◆ Required work ◆
Skip all pictures, then print the remaining material exactly.

◆ Dataset ◆

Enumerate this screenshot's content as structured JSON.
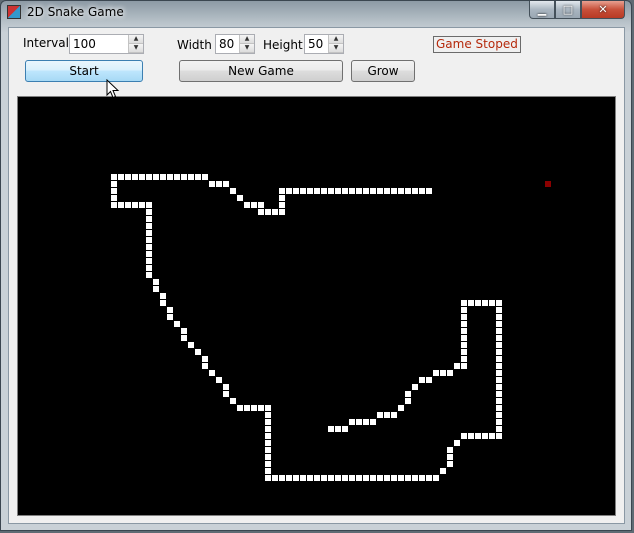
{
  "window": {
    "title": "2D Snake Game",
    "minimize_glyph": "▁",
    "maximize_glyph": "□",
    "close_glyph": "✕"
  },
  "controls": {
    "interval_label": "Interval",
    "interval_value": "100",
    "width_label": "Width",
    "width_value": "80",
    "height_label": "Height",
    "height_value": "50",
    "status_text": "Game Stoped",
    "start_label": "Start",
    "new_game_label": "New Game",
    "grow_label": "Grow",
    "spin_up_glyph": "▲",
    "spin_down_glyph": "▼"
  },
  "board": {
    "background": "#000000",
    "snake_color": "#ffffff",
    "food_color": "#8b0000",
    "food": [
      75,
      12
    ],
    "snake_path": [
      [
        58,
        13
      ],
      [
        37,
        13
      ],
      [
        37,
        16
      ],
      [
        34,
        16
      ],
      [
        34,
        15
      ],
      [
        32,
        15
      ],
      [
        29,
        12
      ],
      [
        27,
        12
      ],
      [
        26,
        11
      ],
      [
        13,
        11
      ],
      [
        13,
        15
      ],
      [
        18,
        15
      ],
      [
        18,
        25
      ],
      [
        21,
        31
      ],
      [
        31,
        44
      ],
      [
        35,
        44
      ],
      [
        35,
        54
      ],
      [
        59,
        54
      ],
      [
        61,
        52
      ],
      [
        61,
        50
      ],
      [
        63,
        48
      ],
      [
        68,
        48
      ],
      [
        68,
        29
      ],
      [
        63,
        29
      ],
      [
        63,
        38
      ],
      [
        59,
        39
      ],
      [
        56,
        41
      ],
      [
        53,
        45
      ],
      [
        48,
        46
      ],
      [
        44,
        47
      ]
    ]
  }
}
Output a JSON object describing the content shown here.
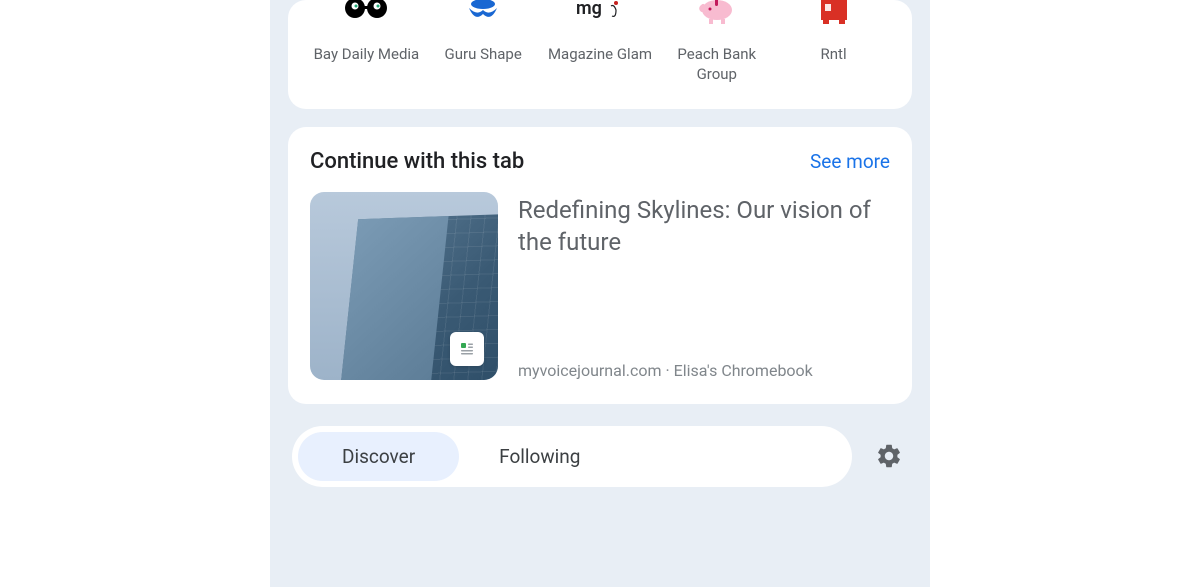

◆ Exercise output ◆
Enumerate this screenshot's content as structured JSON.
{
  "window": {
    "title": "2D Snake Game",
    "minimize_glyph": "▁",
    "maximize_glyph": "□",
    "close_glyph": "✕"
  },
  "controls": {
    "interval_label": "Interval",
    "interval_value": "100",
    "width_label": "Width",
    "width_value": "80",
    "height_label": "Height",
    "height_value": "50",
    "status_text": "Game Stoped",
    "start_label": "Start",
    "new_game_label": "New Game",
    "grow_label": "Grow",
    "spin_up_glyph": "▲",
    "spin_down_glyph": "▼"
  },
  "board": {
    "background": "#000000",
    "snake_color": "#ffffff",
    "food_color": "#8b0000",
    "food": [
      75,
      12
    ],
    "snake_path": [
      [
        58,
        13
      ],
      [
        37,
        13
      ],
      [
        37,
        16
      ],
      [
        34,
        16
      ],
      [
        34,
        15
      ],
      [
        32,
        15
      ],
      [
        29,
        12
      ],
      [
        27,
        12
      ],
      [
        26,
        11
      ],
      [
        13,
        11
      ],
      [
        13,
        15
      ],
      [
        18,
        15
      ],
      [
        18,
        25
      ],
      [
        21,
        31
      ],
      [
        31,
        44
      ],
      [
        35,
        44
      ],
      [
        35,
        54
      ],
      [
        59,
        54
      ],
      [
        61,
        52
      ],
      [
        61,
        50
      ],
      [
        63,
        48
      ],
      [
        68,
        48
      ],
      [
        68,
        29
      ],
      [
        63,
        29
      ],
      [
        63,
        38
      ],
      [
        59,
        39
      ],
      [
        56,
        41
      ],
      [
        53,
        45
      ],
      [
        48,
        46
      ],
      [
        44,
        47
      ]
    ]
  }
}
Output a JSON object describing the content shown here.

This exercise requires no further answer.